--- EXERCISE REQUIREMENTS ---
Locate the word "ἐστὶν" in the material, then show every line that holds it.

--- DATA ENTRIES ---

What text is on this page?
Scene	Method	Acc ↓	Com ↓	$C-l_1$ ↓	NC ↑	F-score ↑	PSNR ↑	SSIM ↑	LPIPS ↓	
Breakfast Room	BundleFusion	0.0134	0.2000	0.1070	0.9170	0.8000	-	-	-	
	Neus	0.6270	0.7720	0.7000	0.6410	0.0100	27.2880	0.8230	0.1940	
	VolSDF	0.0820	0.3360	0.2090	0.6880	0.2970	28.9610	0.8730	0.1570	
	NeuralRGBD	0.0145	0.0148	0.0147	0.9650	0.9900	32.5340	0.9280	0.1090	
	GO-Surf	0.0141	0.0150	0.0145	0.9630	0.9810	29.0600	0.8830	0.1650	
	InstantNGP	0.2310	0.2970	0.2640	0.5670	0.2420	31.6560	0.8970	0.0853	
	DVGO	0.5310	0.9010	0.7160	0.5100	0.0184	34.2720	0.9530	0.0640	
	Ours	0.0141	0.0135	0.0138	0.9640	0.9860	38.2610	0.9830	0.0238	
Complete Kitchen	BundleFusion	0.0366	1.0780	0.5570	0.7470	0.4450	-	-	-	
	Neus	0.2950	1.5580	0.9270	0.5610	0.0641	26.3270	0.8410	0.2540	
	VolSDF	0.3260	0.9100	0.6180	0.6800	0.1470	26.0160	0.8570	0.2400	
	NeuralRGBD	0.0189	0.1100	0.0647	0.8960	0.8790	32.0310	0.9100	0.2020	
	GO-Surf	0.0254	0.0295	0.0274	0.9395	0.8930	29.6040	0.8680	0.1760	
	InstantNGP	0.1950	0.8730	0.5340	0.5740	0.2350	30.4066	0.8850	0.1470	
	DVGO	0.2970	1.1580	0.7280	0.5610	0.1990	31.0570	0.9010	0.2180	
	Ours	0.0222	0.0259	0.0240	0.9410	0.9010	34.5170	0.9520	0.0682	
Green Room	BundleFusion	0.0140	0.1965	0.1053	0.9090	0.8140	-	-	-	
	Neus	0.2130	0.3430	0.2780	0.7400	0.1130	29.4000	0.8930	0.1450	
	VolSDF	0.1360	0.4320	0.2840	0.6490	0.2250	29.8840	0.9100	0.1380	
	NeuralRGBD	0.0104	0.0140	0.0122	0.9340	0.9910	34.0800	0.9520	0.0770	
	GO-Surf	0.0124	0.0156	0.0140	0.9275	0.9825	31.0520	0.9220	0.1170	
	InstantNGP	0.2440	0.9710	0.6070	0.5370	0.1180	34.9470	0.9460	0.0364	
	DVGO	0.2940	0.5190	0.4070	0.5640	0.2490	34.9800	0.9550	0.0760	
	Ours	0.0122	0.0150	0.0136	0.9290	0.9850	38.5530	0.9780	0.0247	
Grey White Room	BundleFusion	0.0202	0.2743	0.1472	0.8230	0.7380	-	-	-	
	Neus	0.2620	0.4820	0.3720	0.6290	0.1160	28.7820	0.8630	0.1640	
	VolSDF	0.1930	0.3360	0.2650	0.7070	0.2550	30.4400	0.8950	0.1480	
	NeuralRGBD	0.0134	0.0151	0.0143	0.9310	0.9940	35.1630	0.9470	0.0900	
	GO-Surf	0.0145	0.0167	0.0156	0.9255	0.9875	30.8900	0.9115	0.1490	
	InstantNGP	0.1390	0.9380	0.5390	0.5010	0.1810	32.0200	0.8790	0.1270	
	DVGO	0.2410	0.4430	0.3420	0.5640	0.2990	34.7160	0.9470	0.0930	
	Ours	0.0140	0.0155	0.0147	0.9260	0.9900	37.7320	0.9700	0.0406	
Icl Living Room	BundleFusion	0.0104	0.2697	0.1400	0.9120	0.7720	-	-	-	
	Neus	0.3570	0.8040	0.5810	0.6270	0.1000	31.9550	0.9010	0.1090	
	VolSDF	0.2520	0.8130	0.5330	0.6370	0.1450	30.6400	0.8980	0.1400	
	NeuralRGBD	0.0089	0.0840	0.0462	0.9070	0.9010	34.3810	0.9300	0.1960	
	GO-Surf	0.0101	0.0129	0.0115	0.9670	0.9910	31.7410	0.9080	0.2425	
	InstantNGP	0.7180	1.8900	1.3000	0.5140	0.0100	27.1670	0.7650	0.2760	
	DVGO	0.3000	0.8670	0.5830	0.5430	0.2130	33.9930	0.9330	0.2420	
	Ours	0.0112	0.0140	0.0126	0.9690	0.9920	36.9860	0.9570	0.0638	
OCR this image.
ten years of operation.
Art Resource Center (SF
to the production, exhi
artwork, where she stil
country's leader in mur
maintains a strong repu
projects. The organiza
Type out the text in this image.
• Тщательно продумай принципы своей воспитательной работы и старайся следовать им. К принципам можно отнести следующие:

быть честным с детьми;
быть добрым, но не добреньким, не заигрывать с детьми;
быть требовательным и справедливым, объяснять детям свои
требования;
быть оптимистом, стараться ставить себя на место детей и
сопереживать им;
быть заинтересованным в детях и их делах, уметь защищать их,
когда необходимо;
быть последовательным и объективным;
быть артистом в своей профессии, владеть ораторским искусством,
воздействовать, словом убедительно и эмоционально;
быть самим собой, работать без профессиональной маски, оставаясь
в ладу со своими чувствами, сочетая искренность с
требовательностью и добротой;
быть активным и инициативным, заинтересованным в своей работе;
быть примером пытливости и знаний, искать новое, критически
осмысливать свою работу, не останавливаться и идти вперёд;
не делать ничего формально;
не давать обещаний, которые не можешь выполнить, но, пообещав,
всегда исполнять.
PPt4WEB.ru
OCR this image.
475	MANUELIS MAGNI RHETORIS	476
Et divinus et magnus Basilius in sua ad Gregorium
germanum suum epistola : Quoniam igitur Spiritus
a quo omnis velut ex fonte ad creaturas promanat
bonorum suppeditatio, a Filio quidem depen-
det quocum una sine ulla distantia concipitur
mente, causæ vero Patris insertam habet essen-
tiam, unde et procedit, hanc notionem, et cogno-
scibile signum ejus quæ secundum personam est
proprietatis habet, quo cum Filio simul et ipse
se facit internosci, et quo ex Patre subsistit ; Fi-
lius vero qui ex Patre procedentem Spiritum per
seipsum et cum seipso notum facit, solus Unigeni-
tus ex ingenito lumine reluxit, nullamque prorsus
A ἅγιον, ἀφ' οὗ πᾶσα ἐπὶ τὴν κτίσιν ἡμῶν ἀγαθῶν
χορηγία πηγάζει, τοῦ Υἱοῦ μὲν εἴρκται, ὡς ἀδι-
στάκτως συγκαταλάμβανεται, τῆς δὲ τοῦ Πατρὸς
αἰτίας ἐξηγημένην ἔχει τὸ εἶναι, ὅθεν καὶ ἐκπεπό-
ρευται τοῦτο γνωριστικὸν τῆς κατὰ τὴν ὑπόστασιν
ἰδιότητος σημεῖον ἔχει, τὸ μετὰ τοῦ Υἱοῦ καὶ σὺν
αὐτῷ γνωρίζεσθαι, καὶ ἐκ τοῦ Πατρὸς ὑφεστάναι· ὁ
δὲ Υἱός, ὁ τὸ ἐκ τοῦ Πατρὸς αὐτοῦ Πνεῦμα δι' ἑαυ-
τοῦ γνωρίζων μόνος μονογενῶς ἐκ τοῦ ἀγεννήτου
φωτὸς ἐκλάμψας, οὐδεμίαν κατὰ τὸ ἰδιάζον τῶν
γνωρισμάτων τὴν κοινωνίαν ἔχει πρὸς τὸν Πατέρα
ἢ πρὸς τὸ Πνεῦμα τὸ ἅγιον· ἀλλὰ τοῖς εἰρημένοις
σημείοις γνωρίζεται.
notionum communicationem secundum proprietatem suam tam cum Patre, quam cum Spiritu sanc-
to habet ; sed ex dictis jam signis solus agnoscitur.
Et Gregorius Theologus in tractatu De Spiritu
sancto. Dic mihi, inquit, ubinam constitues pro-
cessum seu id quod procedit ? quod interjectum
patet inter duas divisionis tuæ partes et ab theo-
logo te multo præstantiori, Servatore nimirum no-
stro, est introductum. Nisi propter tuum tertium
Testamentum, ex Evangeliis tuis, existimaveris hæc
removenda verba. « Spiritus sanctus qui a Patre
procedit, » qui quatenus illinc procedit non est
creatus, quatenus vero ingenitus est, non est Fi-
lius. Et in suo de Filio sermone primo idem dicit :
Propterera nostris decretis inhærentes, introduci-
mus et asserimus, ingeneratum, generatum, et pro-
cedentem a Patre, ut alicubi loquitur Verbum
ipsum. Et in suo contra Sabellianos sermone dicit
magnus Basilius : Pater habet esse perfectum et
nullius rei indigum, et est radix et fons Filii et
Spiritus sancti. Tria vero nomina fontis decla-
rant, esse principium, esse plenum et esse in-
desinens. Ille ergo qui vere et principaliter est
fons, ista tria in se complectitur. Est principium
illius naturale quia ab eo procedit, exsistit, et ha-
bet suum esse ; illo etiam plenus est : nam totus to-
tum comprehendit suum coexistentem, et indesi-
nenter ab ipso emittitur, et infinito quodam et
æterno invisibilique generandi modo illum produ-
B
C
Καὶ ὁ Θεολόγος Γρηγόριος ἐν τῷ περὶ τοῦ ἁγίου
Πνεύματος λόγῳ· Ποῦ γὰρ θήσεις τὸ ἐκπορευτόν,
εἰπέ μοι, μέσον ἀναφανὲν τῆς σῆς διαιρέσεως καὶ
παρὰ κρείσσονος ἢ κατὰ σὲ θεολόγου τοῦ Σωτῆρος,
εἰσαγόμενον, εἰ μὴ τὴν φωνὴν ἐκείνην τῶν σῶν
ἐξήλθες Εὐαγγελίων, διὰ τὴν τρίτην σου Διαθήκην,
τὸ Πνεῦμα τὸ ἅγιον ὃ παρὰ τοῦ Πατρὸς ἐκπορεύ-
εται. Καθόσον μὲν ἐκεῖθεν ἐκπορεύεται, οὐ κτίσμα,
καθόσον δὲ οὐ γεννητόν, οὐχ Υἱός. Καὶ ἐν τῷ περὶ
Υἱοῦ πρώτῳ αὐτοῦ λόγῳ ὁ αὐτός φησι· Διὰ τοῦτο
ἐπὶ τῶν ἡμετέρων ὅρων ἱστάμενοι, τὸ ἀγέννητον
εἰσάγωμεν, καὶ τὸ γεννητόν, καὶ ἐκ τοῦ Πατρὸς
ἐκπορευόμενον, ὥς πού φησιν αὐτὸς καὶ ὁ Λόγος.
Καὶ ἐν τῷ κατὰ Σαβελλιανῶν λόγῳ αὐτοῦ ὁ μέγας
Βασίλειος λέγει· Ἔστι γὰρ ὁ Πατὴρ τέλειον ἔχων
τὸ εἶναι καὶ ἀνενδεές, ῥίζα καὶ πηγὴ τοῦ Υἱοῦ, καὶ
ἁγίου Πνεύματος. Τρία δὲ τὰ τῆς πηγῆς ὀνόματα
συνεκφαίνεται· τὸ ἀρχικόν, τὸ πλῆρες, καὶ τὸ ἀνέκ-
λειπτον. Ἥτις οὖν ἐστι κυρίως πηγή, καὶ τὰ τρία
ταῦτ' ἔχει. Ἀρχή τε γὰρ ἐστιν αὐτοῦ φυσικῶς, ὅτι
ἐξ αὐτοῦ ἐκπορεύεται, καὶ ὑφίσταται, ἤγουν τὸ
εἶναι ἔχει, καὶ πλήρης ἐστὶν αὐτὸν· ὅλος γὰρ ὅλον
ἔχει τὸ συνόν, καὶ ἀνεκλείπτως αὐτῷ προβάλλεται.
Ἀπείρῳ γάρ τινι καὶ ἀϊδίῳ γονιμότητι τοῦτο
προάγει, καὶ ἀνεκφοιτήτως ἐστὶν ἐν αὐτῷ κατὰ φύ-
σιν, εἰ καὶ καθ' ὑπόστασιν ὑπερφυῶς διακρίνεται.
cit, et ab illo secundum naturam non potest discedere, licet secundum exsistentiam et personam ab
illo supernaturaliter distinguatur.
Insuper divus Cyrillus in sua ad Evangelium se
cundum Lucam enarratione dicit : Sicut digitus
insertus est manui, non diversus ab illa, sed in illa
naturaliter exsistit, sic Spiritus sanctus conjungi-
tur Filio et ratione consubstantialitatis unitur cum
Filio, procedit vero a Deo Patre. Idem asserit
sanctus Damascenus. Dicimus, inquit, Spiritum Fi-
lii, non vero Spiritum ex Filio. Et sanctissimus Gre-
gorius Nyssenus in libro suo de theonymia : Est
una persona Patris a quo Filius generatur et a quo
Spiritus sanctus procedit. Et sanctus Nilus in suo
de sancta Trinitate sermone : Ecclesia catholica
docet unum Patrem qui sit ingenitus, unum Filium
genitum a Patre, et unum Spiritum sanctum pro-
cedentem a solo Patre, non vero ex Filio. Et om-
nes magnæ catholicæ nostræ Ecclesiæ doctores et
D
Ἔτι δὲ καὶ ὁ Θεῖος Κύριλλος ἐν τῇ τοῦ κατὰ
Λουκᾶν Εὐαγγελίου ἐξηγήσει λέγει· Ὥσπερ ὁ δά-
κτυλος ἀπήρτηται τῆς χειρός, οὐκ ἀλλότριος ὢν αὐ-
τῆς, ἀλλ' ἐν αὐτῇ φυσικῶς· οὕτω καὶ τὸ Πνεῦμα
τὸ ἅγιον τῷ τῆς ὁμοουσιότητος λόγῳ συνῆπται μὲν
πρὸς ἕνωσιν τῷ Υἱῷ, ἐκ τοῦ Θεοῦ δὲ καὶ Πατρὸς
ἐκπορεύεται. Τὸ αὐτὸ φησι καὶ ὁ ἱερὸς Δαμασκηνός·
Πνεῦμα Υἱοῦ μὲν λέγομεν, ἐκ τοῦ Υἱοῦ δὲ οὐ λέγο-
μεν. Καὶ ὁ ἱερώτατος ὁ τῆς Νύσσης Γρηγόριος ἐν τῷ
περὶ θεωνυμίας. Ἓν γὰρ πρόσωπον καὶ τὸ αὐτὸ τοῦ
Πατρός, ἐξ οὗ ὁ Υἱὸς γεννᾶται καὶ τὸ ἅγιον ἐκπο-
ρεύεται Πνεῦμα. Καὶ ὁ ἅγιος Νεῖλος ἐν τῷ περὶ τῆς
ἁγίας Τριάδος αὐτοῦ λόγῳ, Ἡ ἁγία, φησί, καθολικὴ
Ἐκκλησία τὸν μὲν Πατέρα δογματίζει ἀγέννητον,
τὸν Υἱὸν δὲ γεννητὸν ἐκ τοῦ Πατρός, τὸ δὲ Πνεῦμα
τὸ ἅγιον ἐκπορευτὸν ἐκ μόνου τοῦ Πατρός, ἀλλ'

--- EXERCISE RESPONSE ---
εἶναι ἔχει, καὶ πλήρης ἐστὶν αὐτὸν· ὅλος γὰρ ὅλον
προάγει, καὶ ἀνεκφοιτήτως ἐστὶν ἐν αὐτῷ κατὰ φύ-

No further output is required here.